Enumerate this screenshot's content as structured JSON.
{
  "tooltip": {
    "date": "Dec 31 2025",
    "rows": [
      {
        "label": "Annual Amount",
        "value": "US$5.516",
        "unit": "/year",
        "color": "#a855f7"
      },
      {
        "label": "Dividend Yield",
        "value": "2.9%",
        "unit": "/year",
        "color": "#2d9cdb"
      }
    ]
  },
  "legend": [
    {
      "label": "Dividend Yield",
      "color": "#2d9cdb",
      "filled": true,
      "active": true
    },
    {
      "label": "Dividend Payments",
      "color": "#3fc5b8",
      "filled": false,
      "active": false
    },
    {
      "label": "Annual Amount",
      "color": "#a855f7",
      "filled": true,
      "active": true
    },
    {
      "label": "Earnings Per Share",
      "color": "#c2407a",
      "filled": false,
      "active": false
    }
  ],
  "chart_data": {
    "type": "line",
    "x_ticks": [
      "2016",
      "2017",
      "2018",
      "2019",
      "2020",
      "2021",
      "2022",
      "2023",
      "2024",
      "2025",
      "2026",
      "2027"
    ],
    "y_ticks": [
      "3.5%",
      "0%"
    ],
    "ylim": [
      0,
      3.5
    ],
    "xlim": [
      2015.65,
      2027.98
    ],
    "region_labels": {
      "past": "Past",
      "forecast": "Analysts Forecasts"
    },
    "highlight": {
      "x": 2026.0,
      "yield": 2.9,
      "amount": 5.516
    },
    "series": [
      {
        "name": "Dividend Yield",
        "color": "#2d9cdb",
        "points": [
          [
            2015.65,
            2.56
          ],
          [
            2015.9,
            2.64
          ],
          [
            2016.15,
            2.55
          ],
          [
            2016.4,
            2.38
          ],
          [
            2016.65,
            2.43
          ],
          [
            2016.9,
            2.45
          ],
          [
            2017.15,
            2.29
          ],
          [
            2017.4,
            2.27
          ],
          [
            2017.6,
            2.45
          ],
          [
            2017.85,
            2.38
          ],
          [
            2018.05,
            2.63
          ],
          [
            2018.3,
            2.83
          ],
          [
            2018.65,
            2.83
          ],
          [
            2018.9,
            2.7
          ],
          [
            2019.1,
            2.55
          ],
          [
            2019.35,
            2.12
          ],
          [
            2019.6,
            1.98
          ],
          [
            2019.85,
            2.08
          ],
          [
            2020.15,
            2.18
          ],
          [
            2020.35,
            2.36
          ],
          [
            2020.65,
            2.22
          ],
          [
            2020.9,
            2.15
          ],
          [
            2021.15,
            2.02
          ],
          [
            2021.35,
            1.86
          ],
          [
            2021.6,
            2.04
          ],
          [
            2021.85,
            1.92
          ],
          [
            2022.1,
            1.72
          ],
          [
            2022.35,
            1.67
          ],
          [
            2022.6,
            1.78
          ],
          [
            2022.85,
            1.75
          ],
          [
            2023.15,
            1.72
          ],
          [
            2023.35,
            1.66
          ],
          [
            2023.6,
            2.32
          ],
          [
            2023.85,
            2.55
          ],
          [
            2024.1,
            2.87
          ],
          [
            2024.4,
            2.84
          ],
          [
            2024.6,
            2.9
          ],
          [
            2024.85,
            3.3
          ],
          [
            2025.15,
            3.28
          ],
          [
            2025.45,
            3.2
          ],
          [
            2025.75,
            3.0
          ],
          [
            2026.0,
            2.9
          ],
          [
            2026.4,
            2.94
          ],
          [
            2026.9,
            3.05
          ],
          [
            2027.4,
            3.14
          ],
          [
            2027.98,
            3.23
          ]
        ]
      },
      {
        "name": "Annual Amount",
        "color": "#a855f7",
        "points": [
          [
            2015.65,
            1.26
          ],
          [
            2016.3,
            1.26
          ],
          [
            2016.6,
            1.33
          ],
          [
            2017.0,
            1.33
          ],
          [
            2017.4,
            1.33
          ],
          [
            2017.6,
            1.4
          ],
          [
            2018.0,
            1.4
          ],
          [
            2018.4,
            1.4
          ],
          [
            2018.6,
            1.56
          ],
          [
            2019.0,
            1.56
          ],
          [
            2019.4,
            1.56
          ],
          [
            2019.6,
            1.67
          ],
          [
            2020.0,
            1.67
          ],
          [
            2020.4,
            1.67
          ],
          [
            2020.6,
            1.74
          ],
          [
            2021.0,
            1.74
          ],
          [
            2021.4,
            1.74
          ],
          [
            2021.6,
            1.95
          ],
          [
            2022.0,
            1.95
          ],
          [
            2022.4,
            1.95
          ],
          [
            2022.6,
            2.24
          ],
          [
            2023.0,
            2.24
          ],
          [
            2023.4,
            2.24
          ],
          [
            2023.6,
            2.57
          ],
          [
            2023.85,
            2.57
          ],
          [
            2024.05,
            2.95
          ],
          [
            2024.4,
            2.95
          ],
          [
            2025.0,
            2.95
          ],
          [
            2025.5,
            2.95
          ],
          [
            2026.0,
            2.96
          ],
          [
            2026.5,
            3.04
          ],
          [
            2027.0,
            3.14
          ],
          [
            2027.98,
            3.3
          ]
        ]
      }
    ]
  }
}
++++++++++++++++++++
# [Required work]
Identify the lines of the entries containing the string "name". Copy each such line.

# [Full answer]
        "name": "Dividend Yield",
        "name": "Annual Amount",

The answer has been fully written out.